** Exercise brief **
Each record is to be printed again precisely as it reads.

■ ■ ■ ■ ■ ■ ■

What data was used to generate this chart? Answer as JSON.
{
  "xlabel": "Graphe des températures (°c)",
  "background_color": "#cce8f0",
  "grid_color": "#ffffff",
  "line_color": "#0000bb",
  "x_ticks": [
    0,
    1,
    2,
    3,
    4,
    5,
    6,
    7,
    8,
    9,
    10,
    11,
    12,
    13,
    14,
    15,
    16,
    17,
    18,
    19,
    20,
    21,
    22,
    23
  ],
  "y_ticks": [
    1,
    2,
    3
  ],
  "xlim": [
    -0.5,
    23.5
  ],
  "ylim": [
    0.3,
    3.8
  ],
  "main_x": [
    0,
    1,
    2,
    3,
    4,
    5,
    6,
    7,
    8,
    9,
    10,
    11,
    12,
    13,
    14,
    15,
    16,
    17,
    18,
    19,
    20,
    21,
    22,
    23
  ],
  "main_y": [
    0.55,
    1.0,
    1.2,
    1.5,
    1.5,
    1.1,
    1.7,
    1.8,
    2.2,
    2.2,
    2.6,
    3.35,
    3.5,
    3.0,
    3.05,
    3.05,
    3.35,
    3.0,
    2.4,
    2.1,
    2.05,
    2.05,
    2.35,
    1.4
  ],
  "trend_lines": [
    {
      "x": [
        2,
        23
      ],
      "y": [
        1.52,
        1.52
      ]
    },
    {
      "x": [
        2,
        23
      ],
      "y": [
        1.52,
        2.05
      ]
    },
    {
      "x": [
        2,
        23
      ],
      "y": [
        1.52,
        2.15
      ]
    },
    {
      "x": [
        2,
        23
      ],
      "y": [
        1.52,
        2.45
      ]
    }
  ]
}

■ ■ ■ ■ ■ ■ ■

** Answer to the task **
What data was used to generate this chart? Answer as JSON.
{
  "xlabel": "Graphe des températures (°c)",
  "background_color": "#cce8f0",
  "grid_color": "#ffffff",
  "line_color": "#0000bb",
  "x_ticks": [
    0,
    1,
    2,
    3,
    4,
    5,
    6,
    7,
    8,
    9,
    10,
    11,
    12,
    13,
    14,
    15,
    16,
    17,
    18,
    19,
    20,
    21,
    22,
    23
  ],
  "y_ticks": [
    1,
    2,
    3
  ],
  "xlim": [
    -0.5,
    23.5
  ],
  "ylim": [
    0.3,
    3.8
  ],
  "main_x": [
    0,
    1,
    2,
    3,
    4,
    5,
    6,
    7,
    8,
    9,
    10,
    11,
    12,
    13,
    14,
    15,
    16,
    17,
    18,
    19,
    20,
    21,
    22,
    23
  ],
  "main_y": [
    0.55,
    1.0,
    1.2,
    1.5,
    1.5,
    1.1,
    1.7,
    1.8,
    2.2,
    2.2,
    2.6,
    3.35,
    3.5,
    3.0,
    3.05,
    3.05,
    3.35,
    3.0,
    2.4,
    2.1,
    2.05,
    2.05,
    2.35,
    1.4
  ],
  "trend_lines": [
    {
      "x": [
        2,
        23
      ],
      "y": [
        1.52,
        1.52
      ]
    },
    {
      "x": [
        2,
        23
      ],
      "y": [
        1.52,
        2.05
      ]
    },
    {
      "x": [
        2,
        23
      ],
      "y": [
        1.52,
        2.15
      ]
    },
    {
      "x": [
        2,
        23
      ],
      "y": [
        1.52,
        2.45
      ]
    }
  ]
}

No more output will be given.